--- Texto fuente ---

Hace pocos días, en la madrugada del 26 de junio de 2019, murió en Mérida uno de esos imprescindibles de la Venezuela viva y fulgurante que en los albores de la década de los años 60 del siglo pasado se abría pasos en busca de horizonte. Tiempos en los que la literatura y las bellas artes iban de la mano dando piso propio a un país en ciernes salido de una dictadura que veía en la democracia un posible camino para canalizar sus sueños.

Eran tiempos de la academia y en los que la Alma Mater abría sus puertas de par en par desbordando conocimientos sabios. Tiempos de guerrillas y de compromisos intelectuales imbuidos de esperanzas y sueños de juventud. Tiempos de bohemia y trasnochos. Tiempos de ebriedad. Tiempos de migrar desde el lar nativo a la gran ciudad con un fajo de arrugados papeles garabateados con poesía o ensayos literarios. Tiempos de ilusiones aquéllos.

Edmundo Aray, el último ballenero, venido de Sardio transitaba esos vericuetos infinitos más allá de los abisales: economista, profesor, escritor, ensayista, cineasta y activista revolucionario de entonces. Tiempos de Rocinante (1969-1978), un pliego doblado en cuartos que era afiche y lleno de pura artillería literaria. Eran aquellos tiempos del Techo de la Ballena (1962-1968) y del homenaje a la necrofilia de Carlos Contramaestre (1962). También de ¿Duerme usted señor presidente? (1962) de Caupolicán Ovalles. Balleneros emblemáticos imborrables, y de “El Chino” Valera Mora y su Con un pie en el estribo (1972). Andaba por allí el poeta Carlos Noguera, con las Historias de la Calle Lincoln (1971) y eran tiempos de Adriano González León con País portátil (Premio Biblioteca Breve, 1968).

Eran aquellos tiempos de Edmundo Aray (1936), un intelectual con una concepción humanista de la vida y de un quehacer comprometido con las búsquedas de un mundo mejor, cargado de ilusiones prístinas. Presente en todo evento que oliera a transformación. Momentos de “La hora de los Hornos” (1968), y de la solidaridad militante con la Revolución Cubana.

Así fueron transcurriendo sus días y hoy cuando se va deja a la humanidad un patrimonio intelectual importante contenido en obras literarias y cinematográficas, amen de sus enseñanzas de cátedra universitaria y vivenciales en el compartir franco y abierto propio de su trashumancia.

Apasionado por la figura de Simón Bolívar El Libertador hizo una hermosa película cuyos personajes fueron confeccionados en plastilina: “Bolívar, ese soy yo” (1992). Obra ganadora del Premio Nacional “Monseñor Pellín” que se otorga en la ciudad de Caracas.

Escribió sobre José Martí, Simón Rodríguez y Manuela Sáenz. Y en su mundo de fábulas que él cultivó, concibe un episodio hermoso en el cual Bolívar, ya entrada la madrugada, en medio de esos baños de tina con agua caliente que solía darse, le dice a su amada: -Manuela busca allí entre esos libros y léeme una vaina del Quijote…

En una de sus últimos libros La pena del Cristofué, publicado por la editorial El perro y la rana, aparece el siguiente texto acuñado bajo el nombre “trapiche”, referido al mundo tormentoso del grande hombre de América:

“Hasta la madrugada anduvo de un lado para otro. Hablaba en voz baja, susurraba, tosía, carraspeaba, metía la cabeza en los matorrales para ocultar la náusea a los fisgones.

---

Tarea planteada 1 >>
Reproduce literalmente el tramo del texto sobre Edmundo Aray que va desde "En una de sus" hasta "a los fisgones.", ambos incluidos.

--- Información proporcionada ---

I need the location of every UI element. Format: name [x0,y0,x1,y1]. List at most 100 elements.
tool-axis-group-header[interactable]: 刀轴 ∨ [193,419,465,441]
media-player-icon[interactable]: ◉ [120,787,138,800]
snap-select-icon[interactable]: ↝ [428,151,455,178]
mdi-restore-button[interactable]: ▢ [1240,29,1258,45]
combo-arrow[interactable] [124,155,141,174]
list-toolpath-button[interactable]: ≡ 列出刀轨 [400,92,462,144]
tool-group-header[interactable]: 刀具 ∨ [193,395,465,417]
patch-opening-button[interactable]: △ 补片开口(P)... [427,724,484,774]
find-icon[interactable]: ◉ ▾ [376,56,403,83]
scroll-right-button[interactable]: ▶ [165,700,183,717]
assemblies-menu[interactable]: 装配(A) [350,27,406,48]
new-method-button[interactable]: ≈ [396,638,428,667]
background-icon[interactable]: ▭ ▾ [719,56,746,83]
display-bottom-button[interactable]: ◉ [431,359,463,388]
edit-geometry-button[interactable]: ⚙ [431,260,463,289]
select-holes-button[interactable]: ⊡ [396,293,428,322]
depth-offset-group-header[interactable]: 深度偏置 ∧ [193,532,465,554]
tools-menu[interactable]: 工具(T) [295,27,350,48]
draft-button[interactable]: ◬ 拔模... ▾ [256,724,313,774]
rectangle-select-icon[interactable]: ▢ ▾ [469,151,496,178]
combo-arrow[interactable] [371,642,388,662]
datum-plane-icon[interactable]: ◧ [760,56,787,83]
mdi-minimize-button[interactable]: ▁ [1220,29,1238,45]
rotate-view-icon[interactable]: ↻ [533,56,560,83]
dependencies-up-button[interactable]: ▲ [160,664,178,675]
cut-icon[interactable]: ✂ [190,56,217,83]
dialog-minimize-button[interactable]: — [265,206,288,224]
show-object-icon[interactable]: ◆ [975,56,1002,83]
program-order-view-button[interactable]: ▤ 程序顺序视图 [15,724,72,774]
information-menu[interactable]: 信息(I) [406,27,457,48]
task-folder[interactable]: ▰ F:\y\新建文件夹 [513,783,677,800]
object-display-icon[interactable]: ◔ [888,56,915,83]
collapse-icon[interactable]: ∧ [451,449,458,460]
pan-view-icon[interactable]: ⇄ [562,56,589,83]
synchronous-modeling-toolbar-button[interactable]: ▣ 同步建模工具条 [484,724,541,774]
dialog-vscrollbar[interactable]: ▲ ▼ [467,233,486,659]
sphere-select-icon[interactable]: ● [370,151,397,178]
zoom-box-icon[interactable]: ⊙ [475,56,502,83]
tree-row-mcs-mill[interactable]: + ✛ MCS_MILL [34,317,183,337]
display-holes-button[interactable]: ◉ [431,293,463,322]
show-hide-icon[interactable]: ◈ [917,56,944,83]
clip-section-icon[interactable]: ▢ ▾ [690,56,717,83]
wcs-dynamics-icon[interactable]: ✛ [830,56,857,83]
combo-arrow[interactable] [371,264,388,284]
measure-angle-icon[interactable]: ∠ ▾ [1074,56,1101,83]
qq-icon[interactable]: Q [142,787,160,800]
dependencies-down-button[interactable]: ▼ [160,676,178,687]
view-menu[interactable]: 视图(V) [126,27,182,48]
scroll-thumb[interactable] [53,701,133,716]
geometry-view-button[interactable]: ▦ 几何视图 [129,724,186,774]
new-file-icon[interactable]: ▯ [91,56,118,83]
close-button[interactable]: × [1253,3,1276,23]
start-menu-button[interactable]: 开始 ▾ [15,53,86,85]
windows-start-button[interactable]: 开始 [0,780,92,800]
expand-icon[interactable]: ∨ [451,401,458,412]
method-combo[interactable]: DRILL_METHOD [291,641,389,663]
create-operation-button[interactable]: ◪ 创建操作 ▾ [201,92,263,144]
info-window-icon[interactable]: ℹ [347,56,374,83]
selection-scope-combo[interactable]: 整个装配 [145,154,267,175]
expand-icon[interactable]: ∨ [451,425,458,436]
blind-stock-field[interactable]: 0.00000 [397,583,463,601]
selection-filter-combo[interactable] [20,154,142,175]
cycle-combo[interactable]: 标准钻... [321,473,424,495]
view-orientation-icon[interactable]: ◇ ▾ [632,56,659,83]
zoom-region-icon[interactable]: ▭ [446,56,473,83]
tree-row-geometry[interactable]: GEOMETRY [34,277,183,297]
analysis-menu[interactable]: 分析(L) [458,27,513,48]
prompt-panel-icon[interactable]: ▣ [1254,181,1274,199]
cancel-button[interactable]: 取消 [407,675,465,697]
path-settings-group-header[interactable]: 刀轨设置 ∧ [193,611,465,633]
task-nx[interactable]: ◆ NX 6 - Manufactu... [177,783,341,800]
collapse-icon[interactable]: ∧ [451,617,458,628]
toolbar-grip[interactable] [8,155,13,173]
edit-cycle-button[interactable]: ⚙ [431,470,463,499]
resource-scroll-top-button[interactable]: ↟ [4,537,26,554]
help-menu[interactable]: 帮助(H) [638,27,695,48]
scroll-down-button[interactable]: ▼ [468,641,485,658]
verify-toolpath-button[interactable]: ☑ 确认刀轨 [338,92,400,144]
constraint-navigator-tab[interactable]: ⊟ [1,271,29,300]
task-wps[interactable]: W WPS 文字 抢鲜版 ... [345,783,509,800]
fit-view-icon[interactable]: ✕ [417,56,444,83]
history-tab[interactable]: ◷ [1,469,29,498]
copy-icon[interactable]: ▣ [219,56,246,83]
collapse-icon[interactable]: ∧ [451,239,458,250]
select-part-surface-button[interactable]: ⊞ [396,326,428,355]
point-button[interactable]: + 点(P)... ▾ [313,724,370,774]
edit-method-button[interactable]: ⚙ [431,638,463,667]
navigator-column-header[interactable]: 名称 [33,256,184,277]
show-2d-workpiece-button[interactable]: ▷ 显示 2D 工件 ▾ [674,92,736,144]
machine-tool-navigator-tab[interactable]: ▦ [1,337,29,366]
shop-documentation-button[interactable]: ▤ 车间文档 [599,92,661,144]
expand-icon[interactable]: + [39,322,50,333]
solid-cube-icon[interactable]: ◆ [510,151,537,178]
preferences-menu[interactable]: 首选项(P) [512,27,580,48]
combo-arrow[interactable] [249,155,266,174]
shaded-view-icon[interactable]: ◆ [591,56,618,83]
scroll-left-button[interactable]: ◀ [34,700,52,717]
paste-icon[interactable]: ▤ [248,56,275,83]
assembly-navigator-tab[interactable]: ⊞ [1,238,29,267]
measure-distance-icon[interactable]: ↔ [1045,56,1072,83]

---

Tarea planteada 2 >>
Por favor, transcribe sin cambios las líneas de los registros desde su comienzo hasta la línea que contiene "show-hide-icon[interactable]: ◈ [917,56,944,83]", ambas incluidas.

Respuesta desarrollada 1 >>
En una de sus últimos libros La pena del Cristofué, publicado por la editorial El perro y la rana, aparece el siguiente texto acuñado bajo el nombre “trapiche”, referido al mundo tormentoso del grande hombre de América:

“Hasta la madrugada anduvo de un lado para otro. Hablaba en voz baja, susurraba, tosía, carraspeaba, metía la cabeza en los matorrales para ocultar la náusea a los fisgones.

Respuesta desarrollada 2 >>
I need the location of every UI element. Format: name [x0,y0,x1,y1]. List at most 100 elements.
tool-axis-group-header[interactable]: 刀轴 ∨ [193,419,465,441]
media-player-icon[interactable]: ◉ [120,787,138,800]
snap-select-icon[interactable]: ↝ [428,151,455,178]
mdi-restore-button[interactable]: ▢ [1240,29,1258,45]
combo-arrow[interactable] [124,155,141,174]
list-toolpath-button[interactable]: ≡ 列出刀轨 [400,92,462,144]
tool-group-header[interactable]: 刀具 ∨ [193,395,465,417]
patch-opening-button[interactable]: △ 补片开口(P)... [427,724,484,774]
find-icon[interactable]: ◉ ▾ [376,56,403,83]
scroll-right-button[interactable]: ▶ [165,700,183,717]
assemblies-menu[interactable]: 装配(A) [350,27,406,48]
new-method-button[interactable]: ≈ [396,638,428,667]
background-icon[interactable]: ▭ ▾ [719,56,746,83]
display-bottom-button[interactable]: ◉ [431,359,463,388]
edit-geometry-button[interactable]: ⚙ [431,260,463,289]
select-holes-button[interactable]: ⊡ [396,293,428,322]
depth-offset-group-header[interactable]: 深度偏置 ∧ [193,532,465,554]
tools-menu[interactable]: 工具(T) [295,27,350,48]
draft-button[interactable]: ◬ 拔模... ▾ [256,724,313,774]
rectangle-select-icon[interactable]: ▢ ▾ [469,151,496,178]
combo-arrow[interactable] [371,642,388,662]
datum-plane-icon[interactable]: ◧ [760,56,787,83]
mdi-minimize-button[interactable]: ▁ [1220,29,1238,45]
rotate-view-icon[interactable]: ↻ [533,56,560,83]
dependencies-up-button[interactable]: ▲ [160,664,178,675]
cut-icon[interactable]: ✂ [190,56,217,83]
dialog-minimize-button[interactable]: — [265,206,288,224]
show-object-icon[interactable]: ◆ [975,56,1002,83]
program-order-view-button[interactable]: ▤ 程序顺序视图 [15,724,72,774]
information-menu[interactable]: 信息(I) [406,27,457,48]
task-folder[interactable]: ▰ F:\y\新建文件夹 [513,783,677,800]
object-display-icon[interactable]: ◔ [888,56,915,83]
collapse-icon[interactable]: ∧ [451,449,458,460]
pan-view-icon[interactable]: ⇄ [562,56,589,83]
synchronous-modeling-toolbar-button[interactable]: ▣ 同步建模工具条 [484,724,541,774]
dialog-vscrollbar[interactable]: ▲ ▼ [467,233,486,659]
sphere-select-icon[interactable]: ● [370,151,397,178]
zoom-box-icon[interactable]: ⊙ [475,56,502,83]
tree-row-mcs-mill[interactable]: + ✛ MCS_MILL [34,317,183,337]
display-holes-button[interactable]: ◉ [431,293,463,322]
show-hide-icon[interactable]: ◈ [917,56,944,83]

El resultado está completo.